Spatial annotation entries
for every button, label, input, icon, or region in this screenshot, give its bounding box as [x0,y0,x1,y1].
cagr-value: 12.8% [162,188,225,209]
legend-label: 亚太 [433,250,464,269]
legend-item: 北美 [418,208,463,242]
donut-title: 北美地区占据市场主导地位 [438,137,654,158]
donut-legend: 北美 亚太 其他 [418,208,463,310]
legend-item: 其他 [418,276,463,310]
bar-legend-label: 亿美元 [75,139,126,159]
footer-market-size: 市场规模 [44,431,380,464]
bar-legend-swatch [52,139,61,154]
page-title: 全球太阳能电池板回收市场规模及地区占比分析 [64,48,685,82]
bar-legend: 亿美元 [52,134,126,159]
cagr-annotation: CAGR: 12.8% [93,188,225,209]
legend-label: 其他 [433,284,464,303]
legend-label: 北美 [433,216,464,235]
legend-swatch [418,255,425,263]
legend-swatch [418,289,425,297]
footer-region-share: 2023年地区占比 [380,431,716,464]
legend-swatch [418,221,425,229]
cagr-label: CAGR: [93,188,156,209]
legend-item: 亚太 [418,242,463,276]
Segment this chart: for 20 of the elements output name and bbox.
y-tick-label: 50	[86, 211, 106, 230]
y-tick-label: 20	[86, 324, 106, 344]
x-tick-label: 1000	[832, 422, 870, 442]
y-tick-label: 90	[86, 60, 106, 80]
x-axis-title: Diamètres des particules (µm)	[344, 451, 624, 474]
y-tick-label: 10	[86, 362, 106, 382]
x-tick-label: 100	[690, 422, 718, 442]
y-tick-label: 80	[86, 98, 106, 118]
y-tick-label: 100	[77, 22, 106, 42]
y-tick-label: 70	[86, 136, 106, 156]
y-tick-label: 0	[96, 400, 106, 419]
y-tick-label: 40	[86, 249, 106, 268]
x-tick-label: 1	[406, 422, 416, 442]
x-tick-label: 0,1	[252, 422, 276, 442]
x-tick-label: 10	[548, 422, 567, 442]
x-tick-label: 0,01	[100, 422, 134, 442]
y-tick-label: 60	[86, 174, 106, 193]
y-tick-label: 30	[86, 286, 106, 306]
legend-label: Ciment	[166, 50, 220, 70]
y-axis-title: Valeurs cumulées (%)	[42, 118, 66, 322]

What you will do: Report every line of the records that contains the string "axis", matching case exactly.

Solution:
x-axis-title: Diamètres des particules (µm)	[344, 451, 624, 474]
y-axis-title: Valeurs cumulées (%)	[42, 118, 66, 322]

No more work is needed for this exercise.